## Dataset entries
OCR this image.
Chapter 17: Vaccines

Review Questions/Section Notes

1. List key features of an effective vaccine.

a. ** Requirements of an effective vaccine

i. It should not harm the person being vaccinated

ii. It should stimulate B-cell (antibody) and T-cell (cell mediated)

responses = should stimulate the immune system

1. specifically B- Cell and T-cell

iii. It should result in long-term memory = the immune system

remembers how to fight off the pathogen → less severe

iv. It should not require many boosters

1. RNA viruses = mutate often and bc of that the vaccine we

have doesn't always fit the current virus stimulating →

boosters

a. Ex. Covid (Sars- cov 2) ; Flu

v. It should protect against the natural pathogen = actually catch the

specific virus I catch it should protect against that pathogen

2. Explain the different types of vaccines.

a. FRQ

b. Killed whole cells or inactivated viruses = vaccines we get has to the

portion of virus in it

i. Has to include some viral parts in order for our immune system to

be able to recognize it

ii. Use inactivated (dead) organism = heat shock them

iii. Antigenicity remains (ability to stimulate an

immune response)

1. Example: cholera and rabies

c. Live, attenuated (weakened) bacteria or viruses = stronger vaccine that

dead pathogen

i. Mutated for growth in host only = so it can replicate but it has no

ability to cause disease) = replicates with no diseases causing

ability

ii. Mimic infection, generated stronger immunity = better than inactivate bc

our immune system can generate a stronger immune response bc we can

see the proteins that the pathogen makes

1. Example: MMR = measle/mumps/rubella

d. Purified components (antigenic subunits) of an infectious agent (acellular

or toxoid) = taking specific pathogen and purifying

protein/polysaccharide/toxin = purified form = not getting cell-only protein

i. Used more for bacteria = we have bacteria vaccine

## Brief
The records are above. How many lines in them contain the word "viruses"? Give the number alone.

## Solution to the problem
3